*Instruction:* Repeat the entire listing exactly as written.

=== Data shown ===

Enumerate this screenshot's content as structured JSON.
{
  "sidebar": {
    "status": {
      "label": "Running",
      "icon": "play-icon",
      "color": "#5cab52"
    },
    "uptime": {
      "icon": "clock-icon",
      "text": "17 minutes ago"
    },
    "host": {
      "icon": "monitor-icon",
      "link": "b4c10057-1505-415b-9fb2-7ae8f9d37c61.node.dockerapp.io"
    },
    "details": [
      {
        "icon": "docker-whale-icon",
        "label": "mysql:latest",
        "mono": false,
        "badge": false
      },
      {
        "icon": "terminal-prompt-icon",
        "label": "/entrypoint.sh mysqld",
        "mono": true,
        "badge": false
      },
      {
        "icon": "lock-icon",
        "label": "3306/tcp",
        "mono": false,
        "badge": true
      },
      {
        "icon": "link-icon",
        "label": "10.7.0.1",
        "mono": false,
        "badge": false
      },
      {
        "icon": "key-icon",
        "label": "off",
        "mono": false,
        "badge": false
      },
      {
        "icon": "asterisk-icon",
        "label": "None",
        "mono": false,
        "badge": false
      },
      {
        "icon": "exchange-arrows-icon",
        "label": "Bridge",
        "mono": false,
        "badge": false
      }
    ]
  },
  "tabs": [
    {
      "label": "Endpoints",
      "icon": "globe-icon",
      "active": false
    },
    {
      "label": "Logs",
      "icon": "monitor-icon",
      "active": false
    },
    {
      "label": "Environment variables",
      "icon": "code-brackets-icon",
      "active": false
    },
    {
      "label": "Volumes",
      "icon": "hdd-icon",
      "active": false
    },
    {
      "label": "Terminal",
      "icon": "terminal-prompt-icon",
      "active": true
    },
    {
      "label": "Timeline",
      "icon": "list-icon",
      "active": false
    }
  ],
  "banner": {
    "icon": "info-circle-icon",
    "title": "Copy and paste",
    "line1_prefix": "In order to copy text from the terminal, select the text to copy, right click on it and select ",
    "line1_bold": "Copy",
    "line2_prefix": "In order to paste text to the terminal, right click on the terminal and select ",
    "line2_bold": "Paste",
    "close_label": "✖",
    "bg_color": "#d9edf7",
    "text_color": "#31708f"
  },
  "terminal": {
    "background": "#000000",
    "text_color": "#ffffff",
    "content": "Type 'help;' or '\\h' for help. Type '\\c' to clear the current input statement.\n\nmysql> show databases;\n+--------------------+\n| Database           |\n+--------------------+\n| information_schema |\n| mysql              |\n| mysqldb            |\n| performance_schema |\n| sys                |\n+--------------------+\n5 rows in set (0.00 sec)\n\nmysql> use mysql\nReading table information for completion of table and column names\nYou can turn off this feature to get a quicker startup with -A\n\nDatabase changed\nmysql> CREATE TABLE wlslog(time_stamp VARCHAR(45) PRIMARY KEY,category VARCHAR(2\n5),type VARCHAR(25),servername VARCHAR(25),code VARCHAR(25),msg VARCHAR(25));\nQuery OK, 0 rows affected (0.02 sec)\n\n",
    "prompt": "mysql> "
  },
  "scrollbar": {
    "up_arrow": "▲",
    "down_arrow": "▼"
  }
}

===

*Written answer:*
Enumerate this screenshot's content as structured JSON.
{
  "sidebar": {
    "status": {
      "label": "Running",
      "icon": "play-icon",
      "color": "#5cab52"
    },
    "uptime": {
      "icon": "clock-icon",
      "text": "17 minutes ago"
    },
    "host": {
      "icon": "monitor-icon",
      "link": "b4c10057-1505-415b-9fb2-7ae8f9d37c61.node.dockerapp.io"
    },
    "details": [
      {
        "icon": "docker-whale-icon",
        "label": "mysql:latest",
        "mono": false,
        "badge": false
      },
      {
        "icon": "terminal-prompt-icon",
        "label": "/entrypoint.sh mysqld",
        "mono": true,
        "badge": false
      },
      {
        "icon": "lock-icon",
        "label": "3306/tcp",
        "mono": false,
        "badge": true
      },
      {
        "icon": "link-icon",
        "label": "10.7.0.1",
        "mono": false,
        "badge": false
      },
      {
        "icon": "key-icon",
        "label": "off",
        "mono": false,
        "badge": false
      },
      {
        "icon": "asterisk-icon",
        "label": "None",
        "mono": false,
        "badge": false
      },
      {
        "icon": "exchange-arrows-icon",
        "label": "Bridge",
        "mono": false,
        "badge": false
      }
    ]
  },
  "tabs": [
    {
      "label": "Endpoints",
      "icon": "globe-icon",
      "active": false
    },
    {
      "label": "Logs",
      "icon": "monitor-icon",
      "active": false
    },
    {
      "label": "Environment variables",
      "icon": "code-brackets-icon",
      "active": false
    },
    {
      "label": "Volumes",
      "icon": "hdd-icon",
      "active": false
    },
    {
      "label": "Terminal",
      "icon": "terminal-prompt-icon",
      "active": true
    },
    {
      "label": "Timeline",
      "icon": "list-icon",
      "active": false
    }
  ],
  "banner": {
    "icon": "info-circle-icon",
    "title": "Copy and paste",
    "line1_prefix": "In order to copy text from the terminal, select the text to copy, right click on it and select ",
    "line1_bold": "Copy",
    "line2_prefix": "In order to paste text to the terminal, right click on the terminal and select ",
    "line2_bold": "Paste",
    "close_label": "✖",
    "bg_color": "#d9edf7",
    "text_color": "#31708f"
  },
  "terminal": {
    "background": "#000000",
    "text_color": "#ffffff",
    "content": "Type 'help;' or '\\h' for help. Type '\\c' to clear the current input statement.\n\nmysql> show databases;\n+--------------------+\n| Database           |\n+--------------------+\n| information_schema |\n| mysql              |\n| mysqldb            |\n| performance_schema |\n| sys                |\n+--------------------+\n5 rows in set (0.00 sec)\n\nmysql> use mysql\nReading table information for completion of table and column names\nYou can turn off this feature to get a quicker startup with -A\n\nDatabase changed\nmysql> CREATE TABLE wlslog(time_stamp VARCHAR(45) PRIMARY KEY,category VARCHAR(2\n5),type VARCHAR(25),servername VARCHAR(25),code VARCHAR(25),msg VARCHAR(25));\nQuery OK, 0 rows affected (0.02 sec)\n\n",
    "prompt": "mysql> "
  },
  "scrollbar": {
    "up_arrow": "▲",
    "down_arrow": "▼"
  }
}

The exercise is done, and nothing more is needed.